(Dataset items)
==*==

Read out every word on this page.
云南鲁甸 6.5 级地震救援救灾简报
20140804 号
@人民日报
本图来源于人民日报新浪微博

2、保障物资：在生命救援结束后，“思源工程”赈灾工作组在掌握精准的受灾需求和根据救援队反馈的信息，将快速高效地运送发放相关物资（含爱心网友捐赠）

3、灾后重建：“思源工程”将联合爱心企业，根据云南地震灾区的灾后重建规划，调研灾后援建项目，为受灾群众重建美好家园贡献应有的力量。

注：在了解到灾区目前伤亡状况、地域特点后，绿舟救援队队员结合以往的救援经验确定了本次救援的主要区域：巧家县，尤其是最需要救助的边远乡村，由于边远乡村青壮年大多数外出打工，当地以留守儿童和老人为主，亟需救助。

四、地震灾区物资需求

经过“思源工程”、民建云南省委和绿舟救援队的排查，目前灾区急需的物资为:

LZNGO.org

==*==

Reproduce the data shown above exactly.

* [TASK OUTPUT]:
Read out every word on this page.
云南鲁甸 6.5 级地震救援救灾简报
20140804 号
@人民日报
本图来源于人民日报新浪微博

2、保障物资：在生命救援结束后，“思源工程”赈灾工作组在掌握精准的受灾需求和根据救援队反馈的信息，将快速高效地运送发放相关物资（含爱心网友捐赠）

3、灾后重建：“思源工程”将联合爱心企业，根据云南地震灾区的灾后重建规划，调研灾后援建项目，为受灾群众重建美好家园贡献应有的力量。

注：在了解到灾区目前伤亡状况、地域特点后，绿舟救援队队员结合以往的救援经验确定了本次救援的主要区域：巧家县，尤其是最需要救助的边远乡村，由于边远乡村青壮年大多数外出打工，当地以留守儿童和老人为主，亟需救助。

四、地震灾区物资需求

经过“思源工程”、民建云南省委和绿舟救援队的排查，目前灾区急需的物资为:

LZNGO.org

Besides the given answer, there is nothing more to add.